** start Data shown **

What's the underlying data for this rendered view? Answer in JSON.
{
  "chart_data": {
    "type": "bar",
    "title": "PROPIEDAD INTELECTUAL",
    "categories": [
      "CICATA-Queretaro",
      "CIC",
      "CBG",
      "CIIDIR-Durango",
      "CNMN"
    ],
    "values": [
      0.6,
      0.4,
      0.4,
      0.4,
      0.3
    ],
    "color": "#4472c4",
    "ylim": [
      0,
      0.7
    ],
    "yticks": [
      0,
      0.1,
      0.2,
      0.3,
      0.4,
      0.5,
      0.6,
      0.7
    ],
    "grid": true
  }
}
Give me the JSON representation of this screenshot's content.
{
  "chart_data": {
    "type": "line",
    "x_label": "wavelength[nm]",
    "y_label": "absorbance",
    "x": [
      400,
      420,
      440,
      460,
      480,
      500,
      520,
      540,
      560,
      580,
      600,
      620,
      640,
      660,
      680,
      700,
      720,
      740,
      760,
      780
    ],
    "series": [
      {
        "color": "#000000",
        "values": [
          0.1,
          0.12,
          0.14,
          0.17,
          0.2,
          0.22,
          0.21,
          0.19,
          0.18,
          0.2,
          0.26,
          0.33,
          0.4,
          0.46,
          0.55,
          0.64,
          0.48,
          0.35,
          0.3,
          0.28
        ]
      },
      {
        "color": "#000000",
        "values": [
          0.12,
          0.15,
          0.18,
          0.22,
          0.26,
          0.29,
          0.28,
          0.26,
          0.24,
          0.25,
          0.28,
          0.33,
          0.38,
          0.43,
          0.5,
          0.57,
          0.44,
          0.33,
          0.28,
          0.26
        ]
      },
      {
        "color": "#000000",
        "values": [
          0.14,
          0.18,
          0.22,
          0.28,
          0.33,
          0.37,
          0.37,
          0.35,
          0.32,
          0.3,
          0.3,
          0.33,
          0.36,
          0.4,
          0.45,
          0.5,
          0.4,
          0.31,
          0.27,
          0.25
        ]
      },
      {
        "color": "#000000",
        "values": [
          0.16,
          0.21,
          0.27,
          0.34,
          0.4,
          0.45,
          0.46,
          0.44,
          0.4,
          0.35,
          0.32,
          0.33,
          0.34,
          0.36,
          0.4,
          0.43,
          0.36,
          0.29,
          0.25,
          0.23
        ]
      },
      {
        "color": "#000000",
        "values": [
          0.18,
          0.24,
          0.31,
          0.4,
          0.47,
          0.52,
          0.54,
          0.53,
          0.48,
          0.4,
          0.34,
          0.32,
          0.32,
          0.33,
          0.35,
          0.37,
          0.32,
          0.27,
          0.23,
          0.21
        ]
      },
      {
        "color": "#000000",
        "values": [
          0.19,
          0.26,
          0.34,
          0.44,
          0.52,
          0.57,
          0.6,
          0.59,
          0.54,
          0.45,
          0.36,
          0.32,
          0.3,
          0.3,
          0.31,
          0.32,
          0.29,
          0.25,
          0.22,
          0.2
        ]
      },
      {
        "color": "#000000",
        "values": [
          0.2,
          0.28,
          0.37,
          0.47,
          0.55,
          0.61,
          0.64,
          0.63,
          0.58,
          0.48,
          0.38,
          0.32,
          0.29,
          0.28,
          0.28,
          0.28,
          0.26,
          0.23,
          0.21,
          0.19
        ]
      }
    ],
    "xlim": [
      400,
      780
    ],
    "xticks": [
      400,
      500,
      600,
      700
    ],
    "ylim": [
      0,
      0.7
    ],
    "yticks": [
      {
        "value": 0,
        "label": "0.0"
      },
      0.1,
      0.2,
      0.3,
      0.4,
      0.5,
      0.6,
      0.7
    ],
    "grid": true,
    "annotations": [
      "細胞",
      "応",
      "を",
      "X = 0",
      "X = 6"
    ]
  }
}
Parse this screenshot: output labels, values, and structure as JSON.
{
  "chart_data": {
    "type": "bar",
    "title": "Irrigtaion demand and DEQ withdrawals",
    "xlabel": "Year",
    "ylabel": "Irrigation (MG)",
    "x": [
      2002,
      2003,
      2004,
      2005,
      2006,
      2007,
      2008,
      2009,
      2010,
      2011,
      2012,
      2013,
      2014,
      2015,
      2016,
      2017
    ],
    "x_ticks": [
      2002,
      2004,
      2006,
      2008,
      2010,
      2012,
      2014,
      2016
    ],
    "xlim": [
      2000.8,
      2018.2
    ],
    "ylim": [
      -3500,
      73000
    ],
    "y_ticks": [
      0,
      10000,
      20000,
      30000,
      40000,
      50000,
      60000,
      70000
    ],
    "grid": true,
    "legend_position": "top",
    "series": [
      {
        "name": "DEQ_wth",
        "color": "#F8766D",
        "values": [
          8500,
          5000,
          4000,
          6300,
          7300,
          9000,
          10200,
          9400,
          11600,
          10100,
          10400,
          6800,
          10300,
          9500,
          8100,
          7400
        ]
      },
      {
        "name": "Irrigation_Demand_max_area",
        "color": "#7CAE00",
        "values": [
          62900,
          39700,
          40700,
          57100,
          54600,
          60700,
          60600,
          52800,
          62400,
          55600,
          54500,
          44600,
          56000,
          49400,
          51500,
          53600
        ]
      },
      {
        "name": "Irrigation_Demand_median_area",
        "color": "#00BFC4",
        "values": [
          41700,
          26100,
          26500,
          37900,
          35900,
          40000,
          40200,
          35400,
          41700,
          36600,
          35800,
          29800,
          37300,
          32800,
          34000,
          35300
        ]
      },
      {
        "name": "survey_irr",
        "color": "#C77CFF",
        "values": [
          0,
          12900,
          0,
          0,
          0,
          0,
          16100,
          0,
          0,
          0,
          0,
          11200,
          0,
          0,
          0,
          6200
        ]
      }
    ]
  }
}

** end Data shown **

- [What is needed] Transcribe the records above exactly as they appear.

- [Exercise result]
What's the underlying data for this rendered view? Answer in JSON.
{
  "chart_data": {
    "type": "bar",
    "title": "PROPIEDAD INTELECTUAL",
    "categories": [
      "CICATA-Queretaro",
      "CIC",
      "CBG",
      "CIIDIR-Durango",
      "CNMN"
    ],
    "values": [
      0.6,
      0.4,
      0.4,
      0.4,
      0.3
    ],
    "color": "#4472c4",
    "ylim": [
      0,
      0.7
    ],
    "yticks": [
      0,
      0.1,
      0.2,
      0.3,
      0.4,
      0.5,
      0.6,
      0.7
    ],
    "grid": true
  }
}
Give me the JSON representation of this screenshot's content.
{
  "chart_data": {
    "type": "line",
    "x_label": "wavelength[nm]",
    "y_label": "absorbance",
    "x": [
      400,
      420,
      440,
      460,
      480,
      500,
      520,
      540,
      560,
      580,
      600,
      620,
      640,
      660,
      680,
      700,
      720,
      740,
      760,
      780
    ],
    "series": [
      {
        "color": "#000000",
        "values": [
          0.1,
          0.12,
          0.14,
          0.17,
          0.2,
          0.22,
          0.21,
          0.19,
          0.18,
          0.2,
          0.26,
          0.33,
          0.4,
          0.46,
          0.55,
          0.64,
          0.48,
          0.35,
          0.3,
          0.28
        ]
      },
      {
        "color": "#000000",
        "values": [
          0.12,
          0.15,
          0.18,
          0.22,
          0.26,
          0.29,
          0.28,
          0.26,
          0.24,
          0.25,
          0.28,
          0.33,
          0.38,
          0.43,
          0.5,
          0.57,
          0.44,
          0.33,
          0.28,
          0.26
        ]
      },
      {
        "color": "#000000",
        "values": [
          0.14,
          0.18,
          0.22,
          0.28,
          0.33,
          0.37,
          0.37,
          0.35,
          0.32,
          0.3,
          0.3,
          0.33,
          0.36,
          0.4,
          0.45,
          0.5,
          0.4,
          0.31,
          0.27,
          0.25
        ]
      },
      {
        "color": "#000000",
        "values": [
          0.16,
          0.21,
          0.27,
          0.34,
          0.4,
          0.45,
          0.46,
          0.44,
          0.4,
          0.35,
          0.32,
          0.33,
          0.34,
          0.36,
          0.4,
          0.43,
          0.36,
          0.29,
          0.25,
          0.23
        ]
      },
      {
        "color": "#000000",
        "values": [
          0.18,
          0.24,
          0.31,
          0.4,
          0.47,
          0.52,
          0.54,
          0.53,
          0.48,
          0.4,
          0.34,
          0.32,
          0.32,
          0.33,
          0.35,
          0.37,
          0.32,
          0.27,
          0.23,
          0.21
        ]
      },
      {
        "color": "#000000",
        "values": [
          0.19,
          0.26,
          0.34,
          0.44,
          0.52,
          0.57,
          0.6,
          0.59,
          0.54,
          0.45,
          0.36,
          0.32,
          0.3,
          0.3,
          0.31,
          0.32,
          0.29,
          0.25,
          0.22,
          0.2
        ]
      },
      {
        "color": "#000000",
        "values": [
          0.2,
          0.28,
          0.37,
          0.47,
          0.55,
          0.61,
          0.64,
          0.63,
          0.58,
          0.48,
          0.38,
          0.32,
          0.29,
          0.28,
          0.28,
          0.28,
          0.26,
          0.23,
          0.21,
          0.19
        ]
      }
    ],
    "xlim": [
      400,
      780
    ],
    "xticks": [
      400,
      500,
      600,
      700
    ],
    "ylim": [
      0,
      0.7
    ],
    "yticks": [
      {
        "value": 0,
        "label": "0.0"
      },
      0.1,
      0.2,
      0.3,
      0.4,
      0.5,
      0.6,
      0.7
    ],
    "grid": true,
    "annotations": [
      "細胞",
      "応",
      "を",
      "X = 0",
      "X = 6"
    ]
  }
}
Parse this screenshot: output labels, values, and structure as JSON.
{
  "chart_data": {
    "type": "bar",
    "title": "Irrigtaion demand and DEQ withdrawals",
    "xlabel": "Year",
    "ylabel": "Irrigation (MG)",
    "x": [
      2002,
      2003,
      2004,
      2005,
      2006,
      2007,
      2008,
      2009,
      2010,
      2011,
      2012,
      2013,
      2014,
      2015,
      2016,
      2017
    ],
    "x_ticks": [
      2002,
      2004,
      2006,
      2008,
      2010,
      2012,
      2014,
      2016
    ],
    "xlim": [
      2000.8,
      2018.2
    ],
    "ylim": [
      -3500,
      73000
    ],
    "y_ticks": [
      0,
      10000,
      20000,
      30000,
      40000,
      50000,
      60000,
      70000
    ],
    "grid": true,
    "legend_position": "top",
    "series": [
      {
        "name": "DEQ_wth",
        "color": "#F8766D",
        "values": [
          8500,
          5000,
          4000,
          6300,
          7300,
          9000,
          10200,
          9400,
          11600,
          10100,
          10400,
          6800,
          10300,
          9500,
          8100,
          7400
        ]
      },
      {
        "name": "Irrigation_Demand_max_area",
        "color": "#7CAE00",
        "values": [
          62900,
          39700,
          40700,
          57100,
          54600,
          60700,
          60600,
          52800,
          62400,
          55600,
          54500,
          44600,
          56000,
          49400,
          51500,
          53600
        ]
      },
      {
        "name": "Irrigation_Demand_median_area",
        "color": "#00BFC4",
        "values": [
          41700,
          26100,
          26500,
          37900,
          35900,
          40000,
          40200,
          35400,
          41700,
          36600,
          35800,
          29800,
          37300,
          32800,
          34000,
          35300
        ]
      },
      {
        "name": "survey_irr",
        "color": "#C77CFF",
        "values": [
          0,
          12900,
          0,
          0,
          0,
          0,
          16100,
          0,
          0,
          0,
          0,
          11200,
          0,
          0,
          0,
          6200
        ]
      }
    ]
  }
}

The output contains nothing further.